Description of the task: Make an exact copy of all the entries, but do not reproduce the pictures.

Items:
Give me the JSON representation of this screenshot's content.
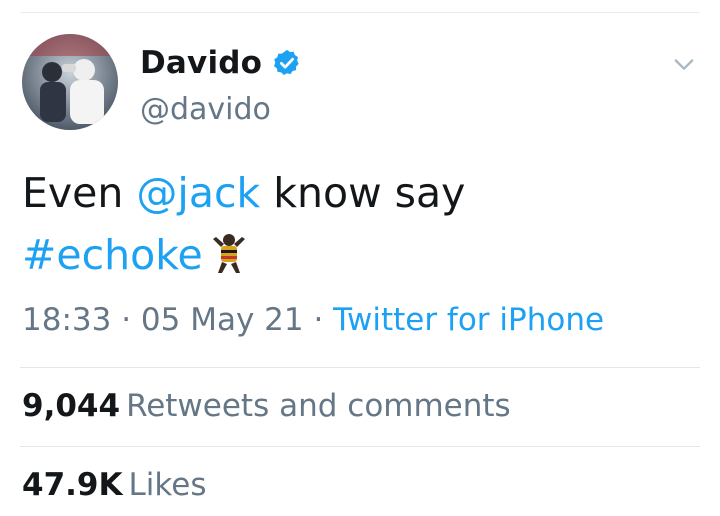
{
  "tweet": {
    "author": {
      "display_name": "Davido",
      "handle": "@davido",
      "verified": true,
      "avatar_icon": "avatar-photo"
    },
    "text": {
      "part1": "Even ",
      "mention": "@jack",
      "part2": " know say",
      "hashtag": "#echoke",
      "emoji": "man-dancing-emoji"
    },
    "meta": {
      "time": "18:33",
      "sep1": " · ",
      "date": "05 May 21",
      "sep2": " · ",
      "source": "Twitter for iPhone"
    },
    "stats": {
      "retweets_count": "9,044",
      "retweets_label": "Retweets and comments",
      "likes_count": "47.9K",
      "likes_label": "Likes"
    }
  },
  "colors": {
    "link": "#1da1f2",
    "text": "#14171a",
    "secondary": "#657786",
    "verified": "#1da1f2",
    "divider": "#e1e8ed"
  }
}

Written solution:
Give me the JSON representation of this screenshot's content.
{
  "tweet": {
    "author": {
      "display_name": "Davido",
      "handle": "@davido",
      "verified": true,
      "avatar_icon": "avatar-photo"
    },
    "text": {
      "part1": "Even ",
      "mention": "@jack",
      "part2": " know say",
      "hashtag": "#echoke",
      "emoji": "man-dancing-emoji"
    },
    "meta": {
      "time": "18:33",
      "sep1": " · ",
      "date": "05 May 21",
      "sep2": " · ",
      "source": "Twitter for iPhone"
    },
    "stats": {
      "retweets_count": "9,044",
      "retweets_label": "Retweets and comments",
      "likes_count": "47.9K",
      "likes_label": "Likes"
    }
  },
  "colors": {
    "link": "#1da1f2",
    "text": "#14171a",
    "secondary": "#657786",
    "verified": "#1da1f2",
    "divider": "#e1e8ed"
  }
}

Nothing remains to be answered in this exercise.